From the entries below, say how many lines carry the word "icon", and give nothing but the number.

-- Start --

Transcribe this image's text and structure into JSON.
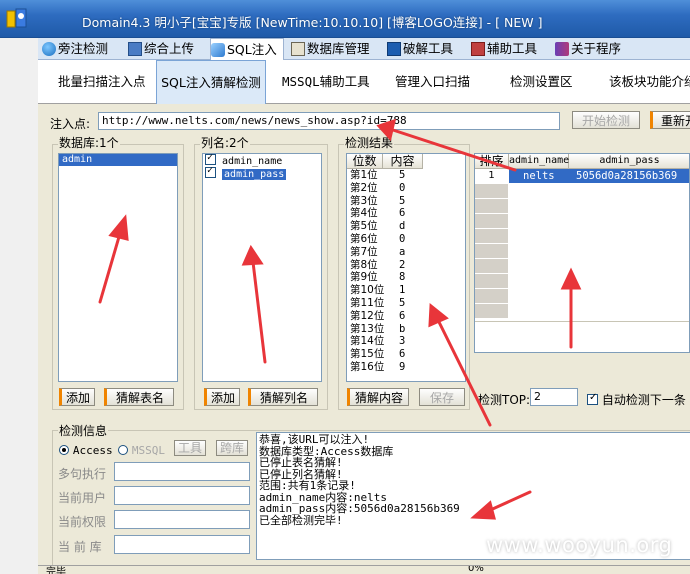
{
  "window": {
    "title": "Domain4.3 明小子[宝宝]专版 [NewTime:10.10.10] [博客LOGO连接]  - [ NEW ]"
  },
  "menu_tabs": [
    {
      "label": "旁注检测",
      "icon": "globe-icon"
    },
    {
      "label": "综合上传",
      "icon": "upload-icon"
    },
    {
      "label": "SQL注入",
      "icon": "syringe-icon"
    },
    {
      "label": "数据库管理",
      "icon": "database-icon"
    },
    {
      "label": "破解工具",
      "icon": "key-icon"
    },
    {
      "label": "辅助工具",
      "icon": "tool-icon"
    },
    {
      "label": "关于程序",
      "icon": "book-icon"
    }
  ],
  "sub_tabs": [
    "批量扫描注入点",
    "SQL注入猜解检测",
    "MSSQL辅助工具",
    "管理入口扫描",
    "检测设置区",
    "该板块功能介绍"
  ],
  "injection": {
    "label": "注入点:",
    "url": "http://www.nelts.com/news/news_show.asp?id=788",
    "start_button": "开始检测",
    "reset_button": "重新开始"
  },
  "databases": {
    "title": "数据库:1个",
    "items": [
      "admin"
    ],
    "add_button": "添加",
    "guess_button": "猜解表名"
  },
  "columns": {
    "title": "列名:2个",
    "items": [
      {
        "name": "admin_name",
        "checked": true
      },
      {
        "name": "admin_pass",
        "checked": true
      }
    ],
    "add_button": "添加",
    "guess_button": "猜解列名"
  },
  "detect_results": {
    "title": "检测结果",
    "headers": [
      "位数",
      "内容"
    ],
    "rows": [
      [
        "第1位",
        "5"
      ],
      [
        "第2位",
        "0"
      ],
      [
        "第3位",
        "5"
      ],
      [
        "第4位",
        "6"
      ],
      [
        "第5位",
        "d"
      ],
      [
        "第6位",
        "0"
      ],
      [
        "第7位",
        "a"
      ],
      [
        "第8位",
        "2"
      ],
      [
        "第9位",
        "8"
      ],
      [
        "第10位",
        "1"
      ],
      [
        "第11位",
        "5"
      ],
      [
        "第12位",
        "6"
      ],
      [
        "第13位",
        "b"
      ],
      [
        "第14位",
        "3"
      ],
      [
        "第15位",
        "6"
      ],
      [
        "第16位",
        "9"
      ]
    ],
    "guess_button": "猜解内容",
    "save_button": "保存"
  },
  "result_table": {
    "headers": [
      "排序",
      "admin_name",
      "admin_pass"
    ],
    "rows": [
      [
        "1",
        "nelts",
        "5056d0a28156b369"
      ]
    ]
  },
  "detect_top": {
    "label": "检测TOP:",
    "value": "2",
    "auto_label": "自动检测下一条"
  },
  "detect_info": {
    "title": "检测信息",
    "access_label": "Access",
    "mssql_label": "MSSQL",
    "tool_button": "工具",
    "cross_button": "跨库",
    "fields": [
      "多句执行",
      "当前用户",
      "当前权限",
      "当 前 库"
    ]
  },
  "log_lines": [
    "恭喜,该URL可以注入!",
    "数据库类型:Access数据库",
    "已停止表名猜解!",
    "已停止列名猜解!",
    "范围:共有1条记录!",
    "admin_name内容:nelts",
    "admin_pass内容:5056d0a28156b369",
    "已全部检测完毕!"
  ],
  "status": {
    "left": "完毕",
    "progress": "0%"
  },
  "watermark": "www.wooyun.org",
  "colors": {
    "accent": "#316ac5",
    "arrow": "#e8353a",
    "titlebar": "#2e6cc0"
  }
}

-- End --

▶ REPLY
7